===== DATASET ROWS
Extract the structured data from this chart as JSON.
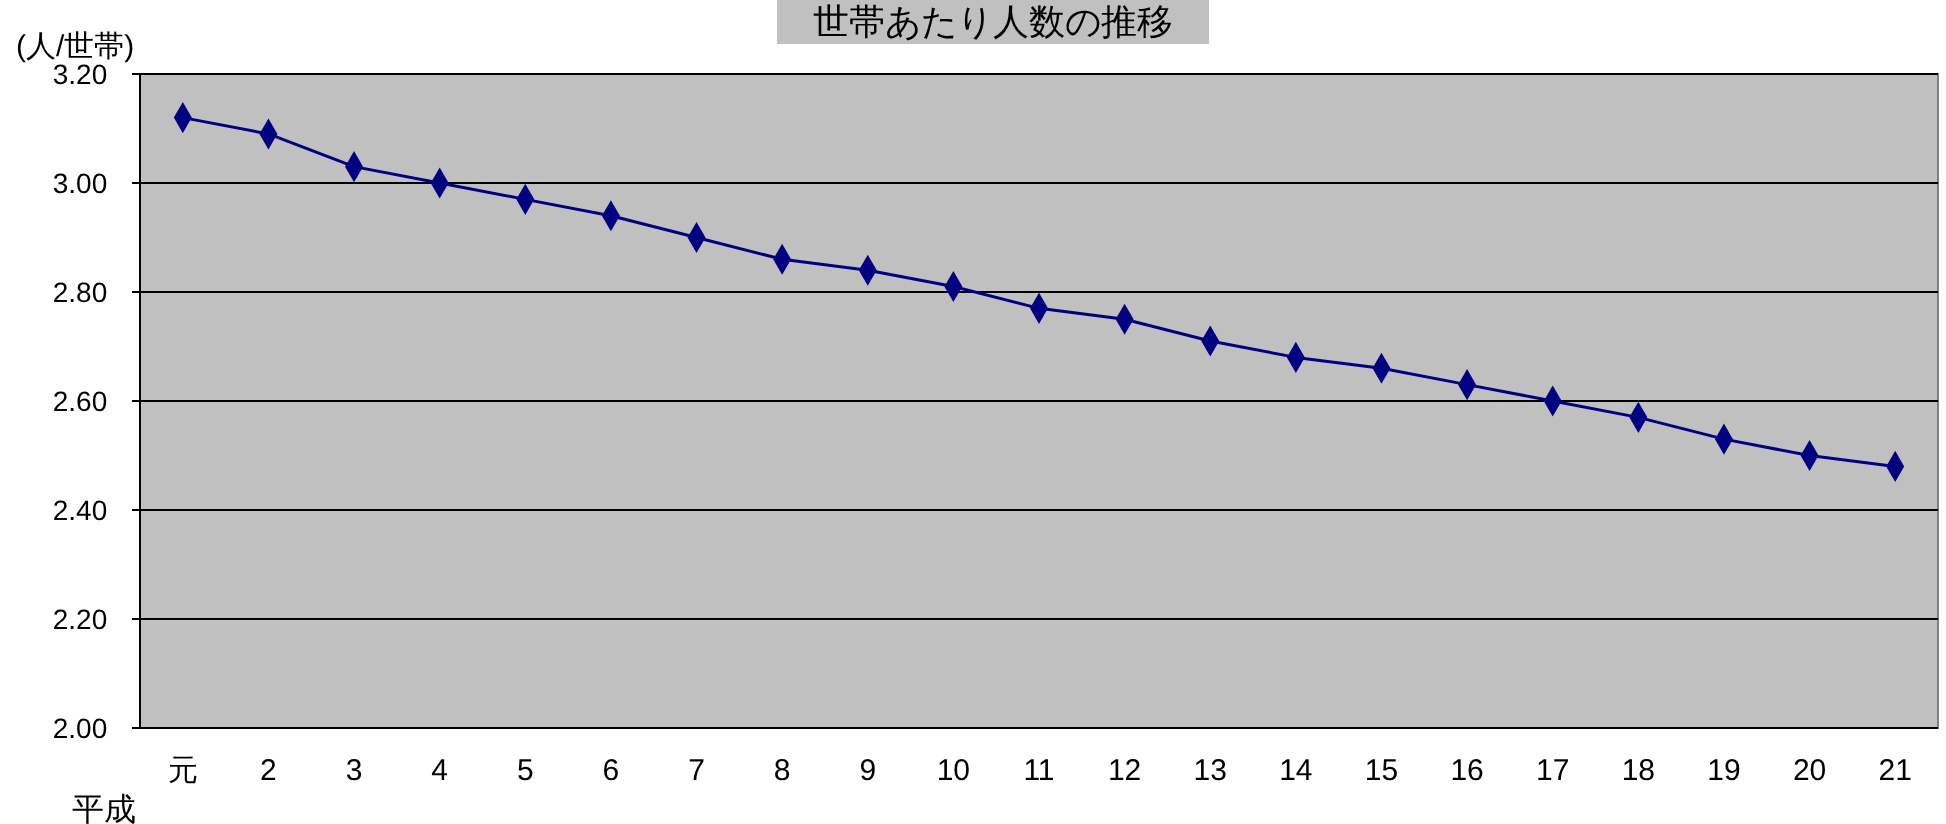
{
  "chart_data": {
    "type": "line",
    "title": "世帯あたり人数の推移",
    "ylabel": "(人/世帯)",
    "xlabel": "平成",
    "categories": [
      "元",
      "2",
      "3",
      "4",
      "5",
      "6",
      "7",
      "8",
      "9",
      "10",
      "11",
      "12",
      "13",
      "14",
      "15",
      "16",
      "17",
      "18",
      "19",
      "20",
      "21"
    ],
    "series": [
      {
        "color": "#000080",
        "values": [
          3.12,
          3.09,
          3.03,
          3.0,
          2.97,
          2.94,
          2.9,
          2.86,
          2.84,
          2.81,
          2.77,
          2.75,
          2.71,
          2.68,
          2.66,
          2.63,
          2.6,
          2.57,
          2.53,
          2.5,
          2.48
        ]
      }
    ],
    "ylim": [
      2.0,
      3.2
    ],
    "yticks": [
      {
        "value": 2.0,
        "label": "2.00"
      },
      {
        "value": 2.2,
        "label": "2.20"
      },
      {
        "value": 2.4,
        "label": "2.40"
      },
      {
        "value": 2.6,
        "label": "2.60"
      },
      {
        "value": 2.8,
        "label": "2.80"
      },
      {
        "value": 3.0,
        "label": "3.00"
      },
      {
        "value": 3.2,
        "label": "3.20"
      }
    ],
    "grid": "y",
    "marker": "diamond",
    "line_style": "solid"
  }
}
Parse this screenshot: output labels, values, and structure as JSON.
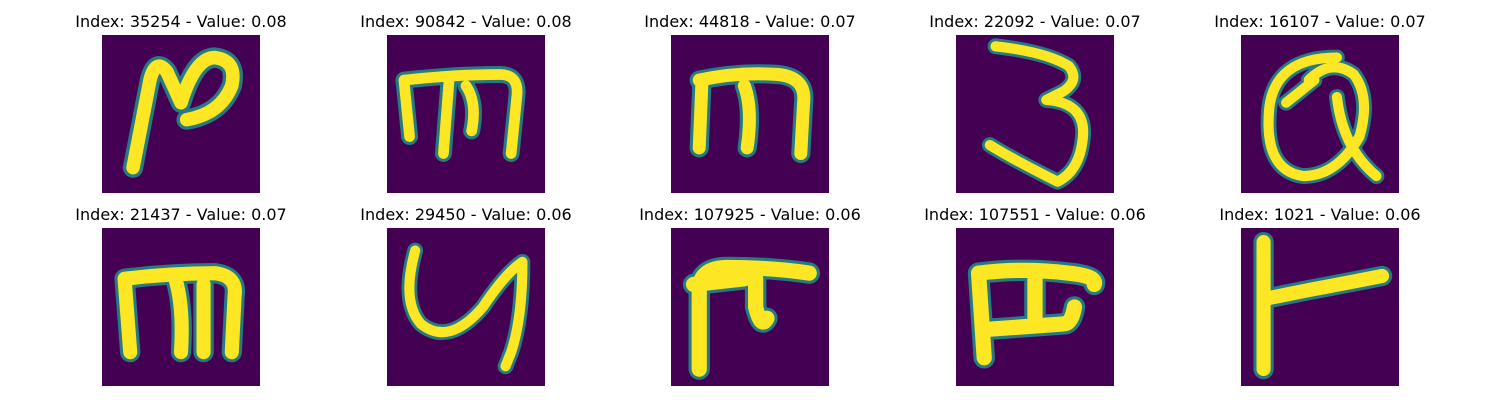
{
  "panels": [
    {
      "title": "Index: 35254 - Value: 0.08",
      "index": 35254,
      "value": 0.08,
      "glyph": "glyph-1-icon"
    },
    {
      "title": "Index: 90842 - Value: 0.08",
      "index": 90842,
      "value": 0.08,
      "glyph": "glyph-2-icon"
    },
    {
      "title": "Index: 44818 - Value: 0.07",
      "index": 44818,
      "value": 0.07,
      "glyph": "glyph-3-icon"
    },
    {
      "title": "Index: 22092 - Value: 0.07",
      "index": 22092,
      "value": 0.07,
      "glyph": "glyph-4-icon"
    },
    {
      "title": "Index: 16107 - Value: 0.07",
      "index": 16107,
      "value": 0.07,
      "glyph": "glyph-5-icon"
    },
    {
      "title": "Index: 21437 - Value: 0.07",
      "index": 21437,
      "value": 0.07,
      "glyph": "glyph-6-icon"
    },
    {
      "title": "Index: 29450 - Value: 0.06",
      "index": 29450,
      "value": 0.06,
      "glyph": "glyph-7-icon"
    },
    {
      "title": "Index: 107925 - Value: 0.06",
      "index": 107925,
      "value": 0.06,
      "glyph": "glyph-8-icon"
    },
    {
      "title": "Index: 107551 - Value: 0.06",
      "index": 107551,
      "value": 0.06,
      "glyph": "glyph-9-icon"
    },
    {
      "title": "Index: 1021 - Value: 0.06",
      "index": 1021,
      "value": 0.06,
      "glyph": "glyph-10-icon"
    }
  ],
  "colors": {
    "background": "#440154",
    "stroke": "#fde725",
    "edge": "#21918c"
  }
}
==========
SHORT EXERCISE: Please write out all the data again word for word, but not the pictures.

REPLY:
Extract the structured data from this chart as JSON.
{
  "chart_data": {
    "type": "line",
    "title": "世帯あたり人数の推移",
    "ylabel": "(人/世帯)",
    "xlabel": "平成",
    "categories": [
      "元",
      "2",
      "3",
      "4",
      "5",
      "6",
      "7",
      "8",
      "9",
      "10",
      "11",
      "12",
      "13",
      "14",
      "15",
      "16",
      "17",
      "18",
      "19",
      "20",
      "21"
    ],
    "series": [
      {
        "color": "#000080",
        "values": [
          3.12,
          3.09,
          3.03,
          3.0,
          2.97,
          2.94,
          2.9,
          2.86,
          2.84,
          2.81,
          2.77,
          2.75,
          2.71,
          2.68,
          2.66,
          2.63,
          2.6,
          2.57,
          2.53,
          2.5,
          2.48
        ]
      }
    ],
    "ylim": [
      2.0,
      3.2
    ],
    "yticks": [
      {
        "value": 2.0,
        "label": "2.00"
      },
      {
        "value": 2.2,
        "label": "2.20"
      },
      {
        "value": 2.4,
        "label": "2.40"
      },
      {
        "value": 2.6,
        "label": "2.60"
      },
      {
        "value": 2.8,
        "label": "2.80"
      },
      {
        "value": 3.0,
        "label": "3.00"
      },
      {
        "value": 3.2,
        "label": "3.20"
      }
    ],
    "grid": "y",
    "marker": "diamond",
    "line_style": "solid"
  }
}
Parse this screenshot: output labels, values, and structure as JSON.
{
  "panels": [
    {
      "title": "Index: 35254 - Value: 0.08",
      "index": 35254,
      "value": 0.08,
      "glyph": "glyph-1-icon"
    },
    {
      "title": "Index: 90842 - Value: 0.08",
      "index": 90842,
      "value": 0.08,
      "glyph": "glyph-2-icon"
    },
    {
      "title": "Index: 44818 - Value: 0.07",
      "index": 44818,
      "value": 0.07,
      "glyph": "glyph-3-icon"
    },
    {
      "title": "Index: 22092 - Value: 0.07",
      "index": 22092,
      "value": 0.07,
      "glyph": "glyph-4-icon"
    },
    {
      "title": "Index: 16107 - Value: 0.07",
      "index": 16107,
      "value": 0.07,
      "glyph": "glyph-5-icon"
    },
    {
      "title": "Index: 21437 - Value: 0.07",
      "index": 21437,
      "value": 0.07,
      "glyph": "glyph-6-icon"
    },
    {
      "title": "Index: 29450 - Value: 0.06",
      "index": 29450,
      "value": 0.06,
      "glyph": "glyph-7-icon"
    },
    {
      "title": "Index: 107925 - Value: 0.06",
      "index": 107925,
      "value": 0.06,
      "glyph": "glyph-8-icon"
    },
    {
      "title": "Index: 107551 - Value: 0.06",
      "index": 107551,
      "value": 0.06,
      "glyph": "glyph-9-icon"
    },
    {
      "title": "Index: 1021 - Value: 0.06",
      "index": 1021,
      "value": 0.06,
      "glyph": "glyph-10-icon"
    }
  ],
  "colors": {
    "background": "#440154",
    "stroke": "#fde725",
    "edge": "#21918c"
  }
}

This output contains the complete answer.